■ **EXCERPTED DATA**
[Begin]
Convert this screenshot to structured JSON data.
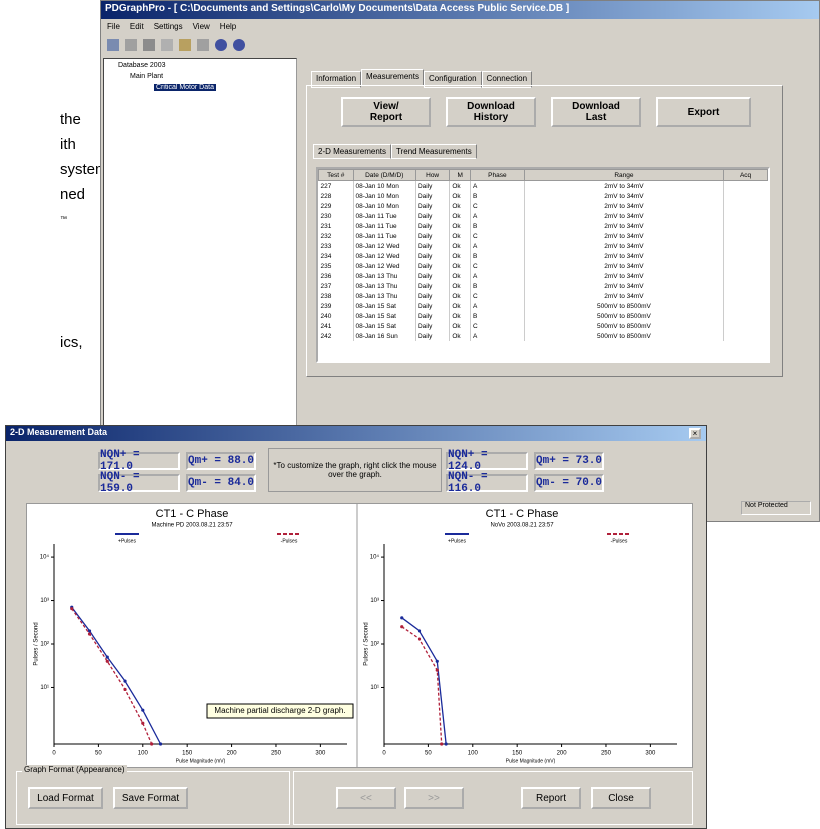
{
  "background_text": [
    "the",
    "ith",
    "system",
    "ned",
    "™",
    "ics,"
  ],
  "main_window": {
    "title": "PDGraphPro - [ C:\\Documents and Settings\\Carlo\\My Documents\\Data Access Public Service.DB ]",
    "menu": [
      "File",
      "Edit",
      "Settings",
      "View",
      "Help"
    ],
    "tree": [
      "Database 2003",
      "Main Plant",
      "Critical Motor Data"
    ],
    "tabs": [
      "Information",
      "Measurements",
      "Configuration",
      "Connection"
    ],
    "buttons": [
      "View/\nReport",
      "Download\nHistory",
      "Download\nLast",
      "Export"
    ],
    "subtabs": [
      "2-D Measurements",
      "Trend Measurements"
    ],
    "table": {
      "columns": [
        "Test #",
        "Date (D/M/D)",
        "How",
        "M",
        "Phase",
        "Range",
        "Acq"
      ],
      "rows": [
        [
          "227",
          "08-Jan 10 Mon",
          "Daily",
          "Ok",
          "A",
          "2mV to 34mV"
        ],
        [
          "228",
          "08-Jan 10 Mon",
          "Daily",
          "Ok",
          "B",
          "2mV to 34mV"
        ],
        [
          "229",
          "08-Jan 10 Mon",
          "Daily",
          "Ok",
          "C",
          "2mV to 34mV"
        ],
        [
          "230",
          "08-Jan 11 Tue",
          "Daily",
          "Ok",
          "A",
          "2mV to 34mV"
        ],
        [
          "231",
          "08-Jan 11 Tue",
          "Daily",
          "Ok",
          "B",
          "2mV to 34mV"
        ],
        [
          "232",
          "08-Jan 11 Tue",
          "Daily",
          "Ok",
          "C",
          "2mV to 34mV"
        ],
        [
          "233",
          "08-Jan 12 Wed",
          "Daily",
          "Ok",
          "A",
          "2mV to 34mV"
        ],
        [
          "234",
          "08-Jan 12 Wed",
          "Daily",
          "Ok",
          "B",
          "2mV to 34mV"
        ],
        [
          "235",
          "08-Jan 12 Wed",
          "Daily",
          "Ok",
          "C",
          "2mV to 34mV"
        ],
        [
          "236",
          "08-Jan 13 Thu",
          "Daily",
          "Ok",
          "A",
          "2mV to 34mV"
        ],
        [
          "237",
          "08-Jan 13 Thu",
          "Daily",
          "Ok",
          "B",
          "2mV to 34mV"
        ],
        [
          "238",
          "08-Jan 13 Thu",
          "Daily",
          "Ok",
          "C",
          "2mV to 34mV"
        ],
        [
          "239",
          "08-Jan 15 Sat",
          "Daily",
          "Ok",
          "A",
          "500mV to 8500mV"
        ],
        [
          "240",
          "08-Jan 15 Sat",
          "Daily",
          "Ok",
          "B",
          "500mV to 8500mV"
        ],
        [
          "241",
          "08-Jan 15 Sat",
          "Daily",
          "Ok",
          "C",
          "500mV to 8500mV"
        ],
        [
          "242",
          "08-Jan 16 Sun",
          "Daily",
          "Ok",
          "A",
          "500mV to 8500mV"
        ]
      ]
    },
    "status": "Not Protected"
  },
  "dialog": {
    "title": "2-D Measurement Data",
    "left_stats": [
      "NQN+ = 171.0",
      "Qm+ = 88.0",
      "NQN- = 159.0",
      "Qm- = 84.0"
    ],
    "note": "*To customize the graph, right click the mouse over the graph.",
    "right_stats": [
      "NQN+ = 124.0",
      "Qm+ = 73.0",
      "NQN- = 116.0",
      "Qm- = 70.0"
    ],
    "group_label": "Graph Format (Appearance)",
    "buttons": [
      "Load Format",
      "Save Format",
      "<<",
      ">>",
      "Report",
      "Close"
    ]
  },
  "charts": [
    {
      "type": "line",
      "title": "CT1 - C Phase",
      "subtitle": "Machine PD 2003.08.21 23:57",
      "xlabel": "Pulse Magnitude (mV)",
      "ylabel": "Pulses / Second",
      "annotation": "Machine partial discharge 2-D graph.",
      "log_y": true,
      "xlim": [
        0,
        330
      ],
      "xticks": [
        0,
        50,
        100,
        150,
        200,
        250,
        300
      ],
      "ylim": [
        0.5,
        20000
      ],
      "yticks": [
        {
          "value": 10,
          "label": "10¹"
        },
        {
          "value": 100,
          "label": "10²"
        },
        {
          "value": 1000,
          "label": "10³"
        },
        {
          "value": 10000,
          "label": "10⁴"
        }
      ],
      "series": [
        {
          "name": "+Pulses",
          "color": "#1a2a9a",
          "dashed": false,
          "x": [
            20,
            40,
            60,
            80,
            100,
            120
          ],
          "values": [
            700,
            200,
            50,
            14,
            3,
            0.5
          ]
        },
        {
          "name": "-Pulses",
          "color": "#b0203a",
          "dashed": true,
          "x": [
            20,
            40,
            60,
            80,
            100,
            110
          ],
          "values": [
            650,
            170,
            40,
            9,
            1.5,
            0.5
          ]
        }
      ]
    },
    {
      "type": "line",
      "title": "CT1 - C Phase",
      "subtitle": "NoVo 2003.08.21 23:57",
      "xlabel": "Pulse Magnitude (mV)",
      "ylabel": "Pulses / Second",
      "log_y": true,
      "xlim": [
        0,
        330
      ],
      "xticks": [
        0,
        50,
        100,
        150,
        200,
        250,
        300
      ],
      "ylim": [
        0.5,
        20000
      ],
      "yticks": [
        {
          "value": 10,
          "label": "10¹"
        },
        {
          "value": 100,
          "label": "10²"
        },
        {
          "value": 1000,
          "label": "10³"
        },
        {
          "value": 10000,
          "label": "10⁴"
        }
      ],
      "series": [
        {
          "name": "+Pulses",
          "color": "#1a2a9a",
          "dashed": false,
          "x": [
            20,
            40,
            60,
            70
          ],
          "values": [
            400,
            200,
            40,
            0.5
          ]
        },
        {
          "name": "-Pulses",
          "color": "#b0203a",
          "dashed": true,
          "x": [
            20,
            40,
            60,
            65
          ],
          "values": [
            250,
            130,
            25,
            0.5
          ]
        }
      ]
    }
  ]
}
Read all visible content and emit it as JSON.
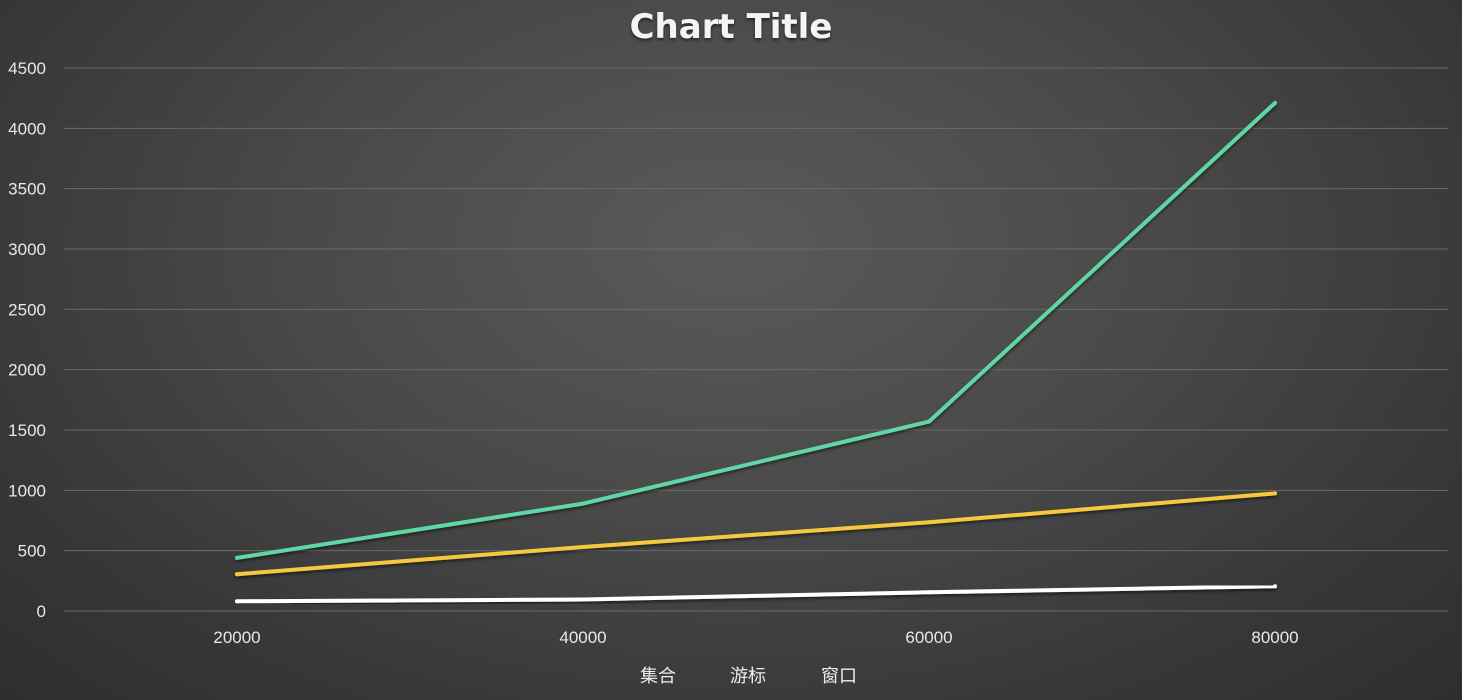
{
  "chart_data": {
    "type": "line",
    "title": "Chart Title",
    "x": [
      20000,
      40000,
      60000,
      80000
    ],
    "x_tick_labels": [
      "20000",
      "40000",
      "60000",
      "80000"
    ],
    "y_tick_labels": [
      "0",
      "500",
      "1000",
      "1500",
      "2000",
      "2500",
      "3000",
      "3500",
      "4000",
      "4500"
    ],
    "ylim": [
      0,
      4500
    ],
    "y_ticks": [
      0,
      500,
      1000,
      1500,
      2000,
      2500,
      3000,
      3500,
      4000,
      4500
    ],
    "grid": true,
    "legend_position": "bottom",
    "series": [
      {
        "name": "集合",
        "color": "#5fd6a3",
        "values": [
          440,
          890,
          1570,
          4210
        ]
      },
      {
        "name": "游标",
        "color": "#f5c83c",
        "values": [
          305,
          530,
          735,
          975
        ]
      },
      {
        "name": "窗口",
        "color": "#ffffff",
        "values": [
          80,
          95,
          155,
          205
        ]
      }
    ]
  }
}
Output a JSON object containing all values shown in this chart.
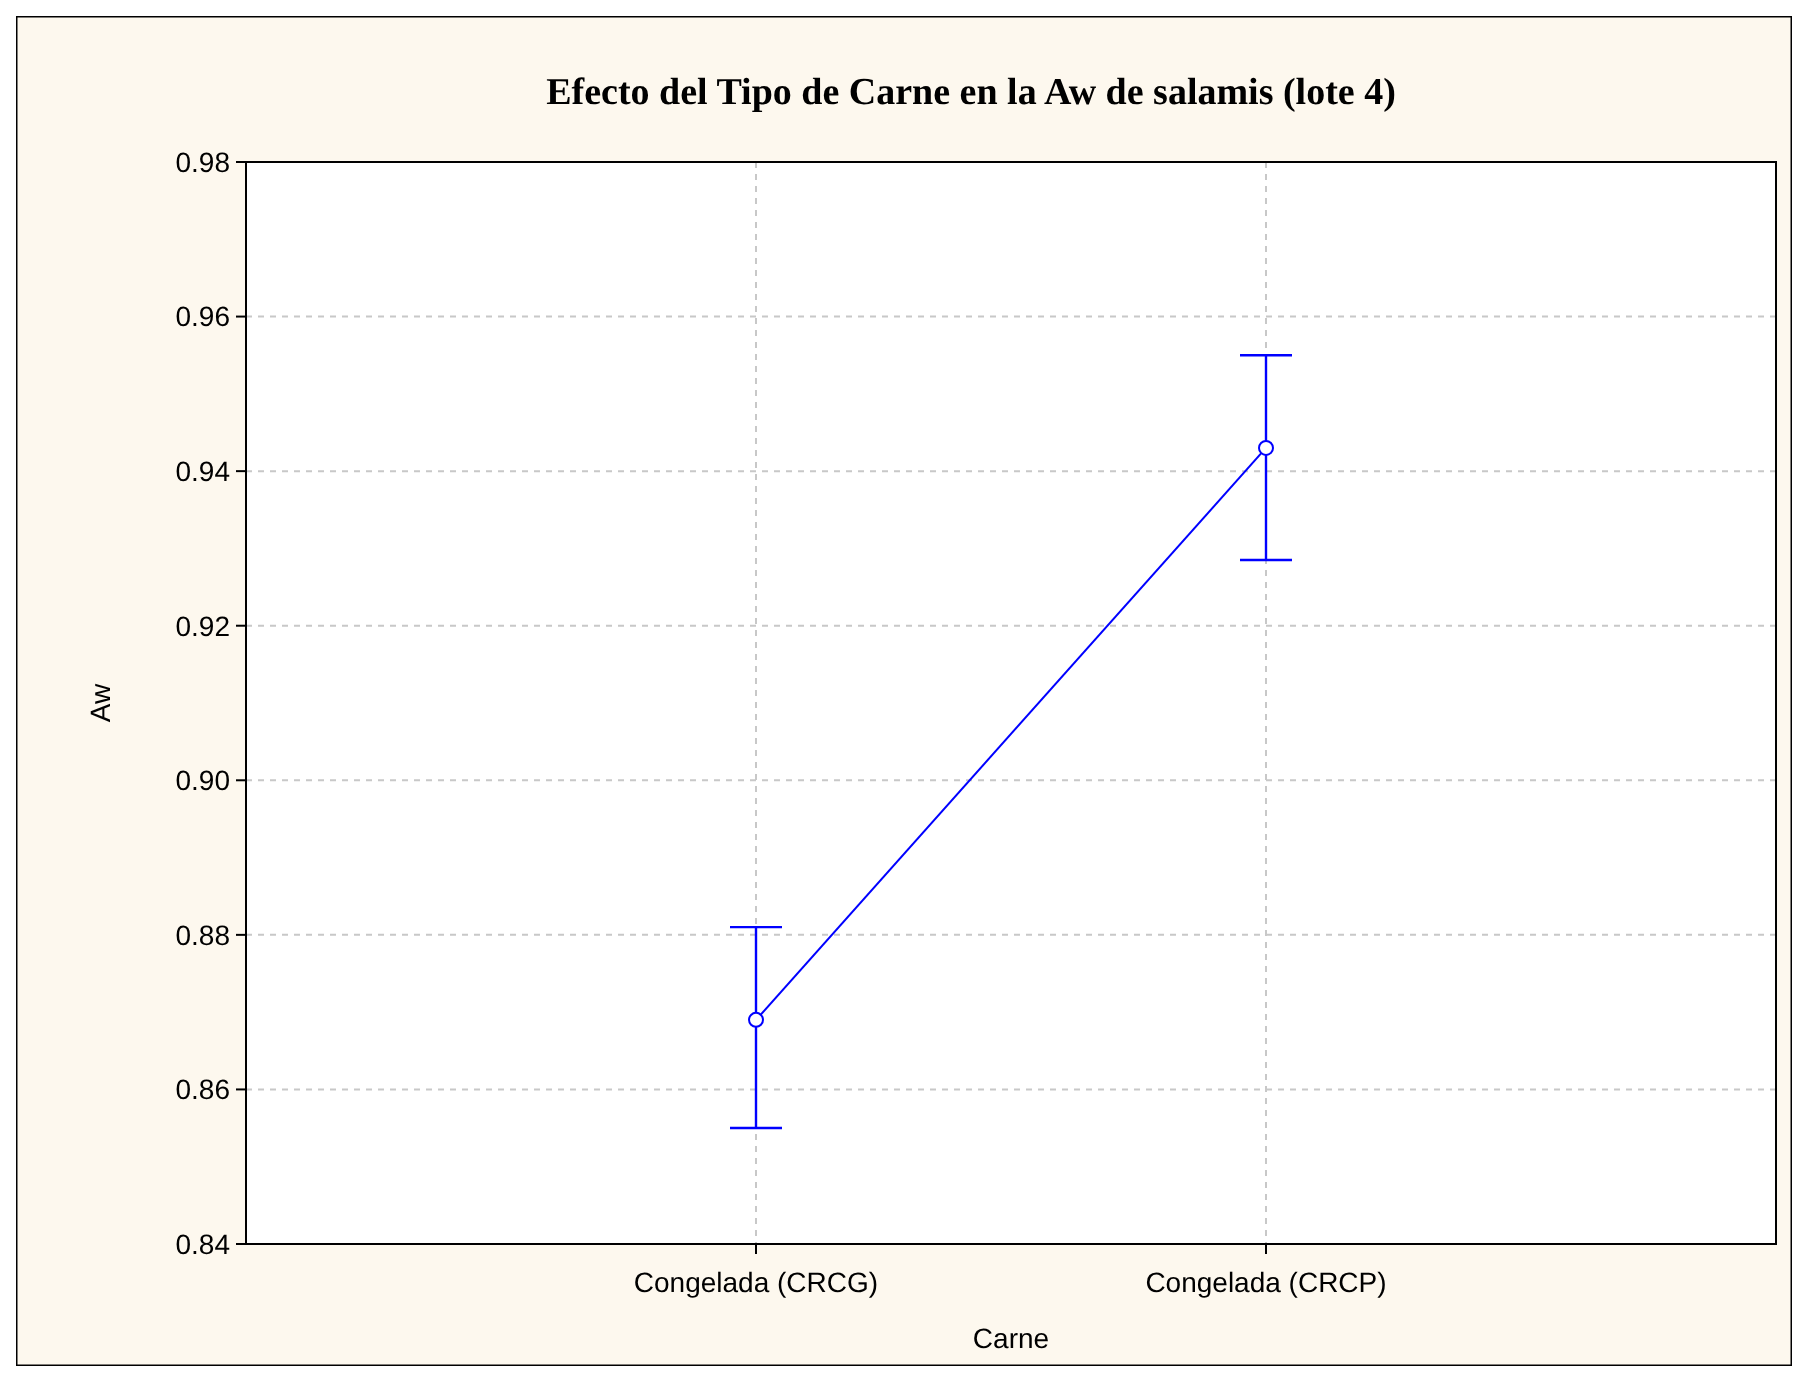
[End]
■ **WHAT TO PRODUCE**
Look over the listing above. Pick out and copy every line that includes "JSON".

■ **EXERCISE SOLUTION**
Convert this screenshot to structured JSON data.
Read all visible content and emit it as JSON.
Output a JSON object containing all values shown in this chart.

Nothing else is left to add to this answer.